[Data records]
>> Start

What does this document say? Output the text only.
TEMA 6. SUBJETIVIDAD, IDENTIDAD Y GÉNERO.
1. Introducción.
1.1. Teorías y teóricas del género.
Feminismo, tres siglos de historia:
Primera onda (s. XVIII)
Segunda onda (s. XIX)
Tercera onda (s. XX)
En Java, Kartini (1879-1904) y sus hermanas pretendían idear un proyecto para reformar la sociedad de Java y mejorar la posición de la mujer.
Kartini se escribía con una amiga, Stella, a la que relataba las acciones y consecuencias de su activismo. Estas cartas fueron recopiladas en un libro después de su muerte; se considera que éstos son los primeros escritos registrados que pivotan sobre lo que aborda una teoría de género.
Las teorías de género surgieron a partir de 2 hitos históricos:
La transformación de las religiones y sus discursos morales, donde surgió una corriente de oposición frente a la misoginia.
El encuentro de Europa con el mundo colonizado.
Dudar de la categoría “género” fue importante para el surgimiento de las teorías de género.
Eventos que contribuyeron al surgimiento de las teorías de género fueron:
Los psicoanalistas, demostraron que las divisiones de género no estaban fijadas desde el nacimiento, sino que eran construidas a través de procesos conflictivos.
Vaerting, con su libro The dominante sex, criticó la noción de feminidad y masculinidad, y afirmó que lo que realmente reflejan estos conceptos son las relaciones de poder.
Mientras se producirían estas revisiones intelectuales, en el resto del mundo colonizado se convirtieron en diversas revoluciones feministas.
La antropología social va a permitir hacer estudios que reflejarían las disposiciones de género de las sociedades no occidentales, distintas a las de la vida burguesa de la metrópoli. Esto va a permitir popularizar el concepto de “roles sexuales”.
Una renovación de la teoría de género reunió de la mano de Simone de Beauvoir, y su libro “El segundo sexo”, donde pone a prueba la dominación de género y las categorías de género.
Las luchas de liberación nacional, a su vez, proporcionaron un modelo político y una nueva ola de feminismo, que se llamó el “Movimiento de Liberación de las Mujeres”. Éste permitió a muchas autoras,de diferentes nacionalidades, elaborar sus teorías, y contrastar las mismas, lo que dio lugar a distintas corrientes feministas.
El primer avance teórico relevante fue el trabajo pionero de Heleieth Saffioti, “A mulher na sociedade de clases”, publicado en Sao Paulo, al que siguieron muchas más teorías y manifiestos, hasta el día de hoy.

>> End

* [Prompt]: Write out the records shown above, exactly as they appear.

* [Response to this task]:
What does this document say? Output the text only.
TEMA 6. SUBJETIVIDAD, IDENTIDAD Y GÉNERO.
1. Introducción.
1.1. Teorías y teóricas del género.
Feminismo, tres siglos de historia:
Primera onda (s. XVIII)
Segunda onda (s. XIX)
Tercera onda (s. XX)
En Java, Kartini (1879-1904) y sus hermanas pretendían idear un proyecto para reformar la sociedad de Java y mejorar la posición de la mujer.
Kartini se escribía con una amiga, Stella, a la que relataba las acciones y consecuencias de su activismo. Estas cartas fueron recopiladas en un libro después de su muerte; se considera que éstos son los primeros escritos registrados que pivotan sobre lo que aborda una teoría de género.
Las teorías de género surgieron a partir de 2 hitos históricos:
La transformación de las religiones y sus discursos morales, donde surgió una corriente de oposición frente a la misoginia.
El encuentro de Europa con el mundo colonizado.
Dudar de la categoría “género” fue importante para el surgimiento de las teorías de género.
Eventos que contribuyeron al surgimiento de las teorías de género fueron:
Los psicoanalistas, demostraron que las divisiones de género no estaban fijadas desde el nacimiento, sino que eran construidas a través de procesos conflictivos.
Vaerting, con su libro The dominante sex, criticó la noción de feminidad y masculinidad, y afirmó que lo que realmente reflejan estos conceptos son las relaciones de poder.
Mientras se producirían estas revisiones intelectuales, en el resto del mundo colonizado se convirtieron en diversas revoluciones feministas.
La antropología social va a permitir hacer estudios que reflejarían las disposiciones de género de las sociedades no occidentales, distintas a las de la vida burguesa de la metrópoli. Esto va a permitir popularizar el concepto de “roles sexuales”.
Una renovación de la teoría de género reunió de la mano de Simone de Beauvoir, y su libro “El segundo sexo”, donde pone a prueba la dominación de género y las categorías de género.
Las luchas de liberación nacional, a su vez, proporcionaron un modelo político y una nueva ola de feminismo, que se llamó el “Movimiento de Liberación de las Mujeres”. Éste permitió a muchas autoras,de diferentes nacionalidades, elaborar sus teorías, y contrastar las mismas, lo que dio lugar a distintas corrientes feministas.
El primer avance teórico relevante fue el trabajo pionero de Heleieth Saffioti, “A mulher na sociedade de clases”, publicado en Sao Paulo, al que siguieron muchas más teorías y manifiestos, hasta el día de hoy.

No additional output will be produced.